--- GOAL ---
Exactly repeat the full listing that follows.

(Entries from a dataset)
· · · · ·

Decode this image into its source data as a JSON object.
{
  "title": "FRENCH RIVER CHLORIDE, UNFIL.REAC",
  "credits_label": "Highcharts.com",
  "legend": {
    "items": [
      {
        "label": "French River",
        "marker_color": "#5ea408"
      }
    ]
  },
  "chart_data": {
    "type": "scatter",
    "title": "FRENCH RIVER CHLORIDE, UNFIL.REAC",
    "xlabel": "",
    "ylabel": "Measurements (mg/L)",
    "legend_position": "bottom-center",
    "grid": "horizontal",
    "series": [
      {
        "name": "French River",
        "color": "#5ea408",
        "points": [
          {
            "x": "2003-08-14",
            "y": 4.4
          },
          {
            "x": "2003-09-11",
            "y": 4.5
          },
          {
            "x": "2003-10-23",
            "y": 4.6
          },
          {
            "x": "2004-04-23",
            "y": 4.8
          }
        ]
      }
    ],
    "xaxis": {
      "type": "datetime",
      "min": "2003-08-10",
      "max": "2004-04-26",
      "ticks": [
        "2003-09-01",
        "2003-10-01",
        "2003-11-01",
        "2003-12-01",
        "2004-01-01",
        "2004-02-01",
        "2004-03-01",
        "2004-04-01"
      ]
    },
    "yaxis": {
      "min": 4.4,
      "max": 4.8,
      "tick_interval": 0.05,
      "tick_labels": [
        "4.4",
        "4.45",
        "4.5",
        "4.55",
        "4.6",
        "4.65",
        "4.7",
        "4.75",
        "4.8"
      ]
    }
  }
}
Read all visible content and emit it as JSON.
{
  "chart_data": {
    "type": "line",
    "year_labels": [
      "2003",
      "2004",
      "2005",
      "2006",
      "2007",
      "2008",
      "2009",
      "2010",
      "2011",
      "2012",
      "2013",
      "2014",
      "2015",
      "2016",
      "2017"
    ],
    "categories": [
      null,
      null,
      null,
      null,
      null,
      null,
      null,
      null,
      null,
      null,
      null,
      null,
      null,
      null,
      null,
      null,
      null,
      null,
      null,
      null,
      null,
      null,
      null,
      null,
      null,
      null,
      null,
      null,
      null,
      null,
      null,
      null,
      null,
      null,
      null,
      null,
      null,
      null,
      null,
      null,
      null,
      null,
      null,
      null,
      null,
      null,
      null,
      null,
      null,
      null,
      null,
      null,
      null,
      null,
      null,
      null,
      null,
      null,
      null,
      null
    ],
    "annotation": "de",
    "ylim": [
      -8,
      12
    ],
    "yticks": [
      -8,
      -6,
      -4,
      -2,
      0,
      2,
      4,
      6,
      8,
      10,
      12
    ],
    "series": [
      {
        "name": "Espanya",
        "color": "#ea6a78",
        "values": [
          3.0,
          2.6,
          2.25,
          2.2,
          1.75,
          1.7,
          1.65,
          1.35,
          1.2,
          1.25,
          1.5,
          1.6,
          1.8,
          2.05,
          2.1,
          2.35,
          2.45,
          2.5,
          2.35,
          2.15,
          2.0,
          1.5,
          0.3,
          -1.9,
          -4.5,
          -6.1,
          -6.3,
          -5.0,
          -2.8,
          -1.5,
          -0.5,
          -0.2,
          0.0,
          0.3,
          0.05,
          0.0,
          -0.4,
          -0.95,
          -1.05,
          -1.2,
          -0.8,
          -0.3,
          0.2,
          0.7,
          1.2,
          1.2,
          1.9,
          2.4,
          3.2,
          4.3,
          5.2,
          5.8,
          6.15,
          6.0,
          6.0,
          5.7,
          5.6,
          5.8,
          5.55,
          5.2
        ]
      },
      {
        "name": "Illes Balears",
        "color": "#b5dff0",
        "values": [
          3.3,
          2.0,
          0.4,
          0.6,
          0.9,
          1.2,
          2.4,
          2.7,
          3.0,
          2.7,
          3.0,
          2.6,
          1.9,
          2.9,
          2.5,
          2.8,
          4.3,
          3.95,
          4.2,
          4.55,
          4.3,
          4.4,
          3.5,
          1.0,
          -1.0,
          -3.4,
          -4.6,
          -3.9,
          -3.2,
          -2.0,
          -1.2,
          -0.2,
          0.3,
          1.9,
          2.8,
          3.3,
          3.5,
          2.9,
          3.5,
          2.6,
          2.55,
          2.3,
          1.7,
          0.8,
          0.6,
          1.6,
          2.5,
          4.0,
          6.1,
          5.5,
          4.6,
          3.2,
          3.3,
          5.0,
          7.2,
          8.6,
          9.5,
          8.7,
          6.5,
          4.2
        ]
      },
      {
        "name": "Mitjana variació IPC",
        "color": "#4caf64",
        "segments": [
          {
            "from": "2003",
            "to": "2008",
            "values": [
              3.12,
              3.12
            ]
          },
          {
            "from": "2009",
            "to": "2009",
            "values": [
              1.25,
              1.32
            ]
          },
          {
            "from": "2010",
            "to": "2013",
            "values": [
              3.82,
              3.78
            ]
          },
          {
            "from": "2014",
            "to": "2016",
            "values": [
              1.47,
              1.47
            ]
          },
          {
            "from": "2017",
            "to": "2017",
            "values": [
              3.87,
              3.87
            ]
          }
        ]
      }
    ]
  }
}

· · · · ·

--- REPLY TO THE EXERCISE ---
Decode this image into its source data as a JSON object.
{
  "title": "FRENCH RIVER CHLORIDE, UNFIL.REAC",
  "credits_label": "Highcharts.com",
  "legend": {
    "items": [
      {
        "label": "French River",
        "marker_color": "#5ea408"
      }
    ]
  },
  "chart_data": {
    "type": "scatter",
    "title": "FRENCH RIVER CHLORIDE, UNFIL.REAC",
    "xlabel": "",
    "ylabel": "Measurements (mg/L)",
    "legend_position": "bottom-center",
    "grid": "horizontal",
    "series": [
      {
        "name": "French River",
        "color": "#5ea408",
        "points": [
          {
            "x": "2003-08-14",
            "y": 4.4
          },
          {
            "x": "2003-09-11",
            "y": 4.5
          },
          {
            "x": "2003-10-23",
            "y": 4.6
          },
          {
            "x": "2004-04-23",
            "y": 4.8
          }
        ]
      }
    ],
    "xaxis": {
      "type": "datetime",
      "min": "2003-08-10",
      "max": "2004-04-26",
      "ticks": [
        "2003-09-01",
        "2003-10-01",
        "2003-11-01",
        "2003-12-01",
        "2004-01-01",
        "2004-02-01",
        "2004-03-01",
        "2004-04-01"
      ]
    },
    "yaxis": {
      "min": 4.4,
      "max": 4.8,
      "tick_interval": 0.05,
      "tick_labels": [
        "4.4",
        "4.45",
        "4.5",
        "4.55",
        "4.6",
        "4.65",
        "4.7",
        "4.75",
        "4.8"
      ]
    }
  }
}
Read all visible content and emit it as JSON.
{
  "chart_data": {
    "type": "line",
    "year_labels": [
      "2003",
      "2004",
      "2005",
      "2006",
      "2007",
      "2008",
      "2009",
      "2010",
      "2011",
      "2012",
      "2013",
      "2014",
      "2015",
      "2016",
      "2017"
    ],
    "categories": [
      null,
      null,
      null,
      null,
      null,
      null,
      null,
      null,
      null,
      null,
      null,
      null,
      null,
      null,
      null,
      null,
      null,
      null,
      null,
      null,
      null,
      null,
      null,
      null,
      null,
      null,
      null,
      null,
      null,
      null,
      null,
      null,
      null,
      null,
      null,
      null,
      null,
      null,
      null,
      null,
      null,
      null,
      null,
      null,
      null,
      null,
      null,
      null,
      null,
      null,
      null,
      null,
      null,
      null,
      null,
      null,
      null,
      null,
      null,
      null
    ],
    "annotation": "de",
    "ylim": [
      -8,
      12
    ],
    "yticks": [
      -8,
      -6,
      -4,
      -2,
      0,
      2,
      4,
      6,
      8,
      10,
      12
    ],
    "series": [
      {
        "name": "Espanya",
        "color": "#ea6a78",
        "values": [
          3.0,
          2.6,
          2.25,
          2.2,
          1.75,
          1.7,
          1.65,
          1.35,
          1.2,
          1.25,
          1.5,
          1.6,
          1.8,
          2.05,
          2.1,
          2.35,
          2.45,
          2.5,
          2.35,
          2.15,
          2.0,
          1.5,
          0.3,
          -1.9,
          -4.5,
          -6.1,
          -6.3,
          -5.0,
          -2.8,
          -1.5,
          -0.5,
          -0.2,
          0.0,
          0.3,
          0.05,
          0.0,
          -0.4,
          -0.95,
          -1.05,
          -1.2,
          -0.8,
          -0.3,
          0.2,
          0.7,
          1.2,
          1.2,
          1.9,
          2.4,
          3.2,
          4.3,
          5.2,
          5.8,
          6.15,
          6.0,
          6.0,
          5.7,
          5.6,
          5.8,
          5.55,
          5.2
        ]
      },
      {
        "name": "Illes Balears",
        "color": "#b5dff0",
        "values": [
          3.3,
          2.0,
          0.4,
          0.6,
          0.9,
          1.2,
          2.4,
          2.7,
          3.0,
          2.7,
          3.0,
          2.6,
          1.9,
          2.9,
          2.5,
          2.8,
          4.3,
          3.95,
          4.2,
          4.55,
          4.3,
          4.4,
          3.5,
          1.0,
          -1.0,
          -3.4,
          -4.6,
          -3.9,
          -3.2,
          -2.0,
          -1.2,
          -0.2,
          0.3,
          1.9,
          2.8,
          3.3,
          3.5,
          2.9,
          3.5,
          2.6,
          2.55,
          2.3,
          1.7,
          0.8,
          0.6,
          1.6,
          2.5,
          4.0,
          6.1,
          5.5,
          4.6,
          3.2,
          3.3,
          5.0,
          7.2,
          8.6,
          9.5,
          8.7,
          6.5,
          4.2
        ]
      },
      {
        "name": "Mitjana variació IPC",
        "color": "#4caf64",
        "segments": [
          {
            "from": "2003",
            "to": "2008",
            "values": [
              3.12,
              3.12
            ]
          },
          {
            "from": "2009",
            "to": "2009",
            "values": [
              1.25,
              1.32
            ]
          },
          {
            "from": "2010",
            "to": "2013",
            "values": [
              3.82,
              3.78
            ]
          },
          {
            "from": "2014",
            "to": "2016",
            "values": [
              1.47,
              1.47
            ]
          },
          {
            "from": "2017",
            "to": "2017",
            "values": [
              3.87,
              3.87
            ]
          }
        ]
      }
    ]
  }
}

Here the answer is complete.